(Collected data entries)
══════════

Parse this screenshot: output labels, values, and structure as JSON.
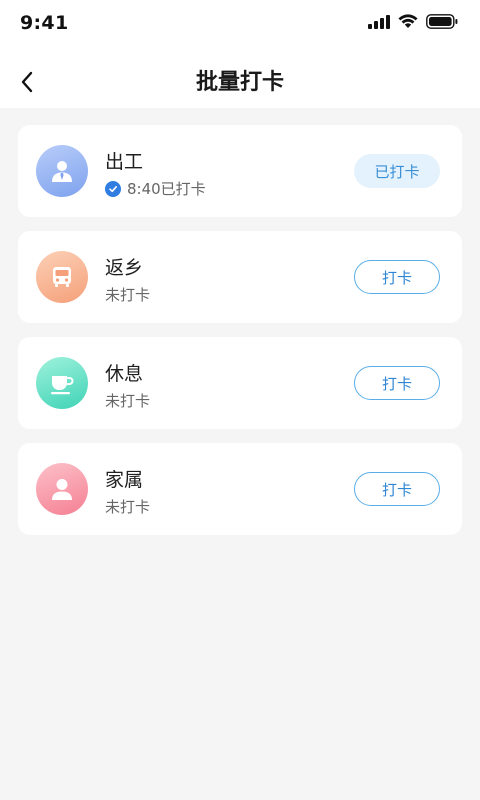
{
  "status_bar": {
    "time": "9:41",
    "icons": [
      "signal-icon",
      "wifi-icon",
      "battery-icon"
    ]
  },
  "header": {
    "title": "批量打卡",
    "back_icon": "chevron-left-icon"
  },
  "colors": {
    "accent": "#2f86d4",
    "done_button_bg": "#e3f2fc",
    "page_bg": "#f5f5f5"
  },
  "items": [
    {
      "name": "出工",
      "icon": "worker-icon",
      "status_checked": true,
      "status_text": "8:40已打卡",
      "button_label": "已打卡",
      "button_state": "done"
    },
    {
      "name": "返乡",
      "icon": "bus-icon",
      "status_checked": false,
      "status_text": "未打卡",
      "button_label": "打卡",
      "button_state": "todo"
    },
    {
      "name": "休息",
      "icon": "cup-icon",
      "status_checked": false,
      "status_text": "未打卡",
      "button_label": "打卡",
      "button_state": "todo"
    },
    {
      "name": "家属",
      "icon": "person-icon",
      "status_checked": false,
      "status_text": "未打卡",
      "button_label": "打卡",
      "button_state": "todo"
    }
  ]
}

══════════

Without including any pictures, print each record exactly.

Parse this screenshot: output labels, values, and structure as JSON.
{
  "status_bar": {
    "time": "9:41",
    "icons": [
      "signal-icon",
      "wifi-icon",
      "battery-icon"
    ]
  },
  "header": {
    "title": "批量打卡",
    "back_icon": "chevron-left-icon"
  },
  "colors": {
    "accent": "#2f86d4",
    "done_button_bg": "#e3f2fc",
    "page_bg": "#f5f5f5"
  },
  "items": [
    {
      "name": "出工",
      "icon": "worker-icon",
      "status_checked": true,
      "status_text": "8:40已打卡",
      "button_label": "已打卡",
      "button_state": "done"
    },
    {
      "name": "返乡",
      "icon": "bus-icon",
      "status_checked": false,
      "status_text": "未打卡",
      "button_label": "打卡",
      "button_state": "todo"
    },
    {
      "name": "休息",
      "icon": "cup-icon",
      "status_checked": false,
      "status_text": "未打卡",
      "button_label": "打卡",
      "button_state": "todo"
    },
    {
      "name": "家属",
      "icon": "person-icon",
      "status_checked": false,
      "status_text": "未打卡",
      "button_label": "打卡",
      "button_state": "todo"
    }
  ]
}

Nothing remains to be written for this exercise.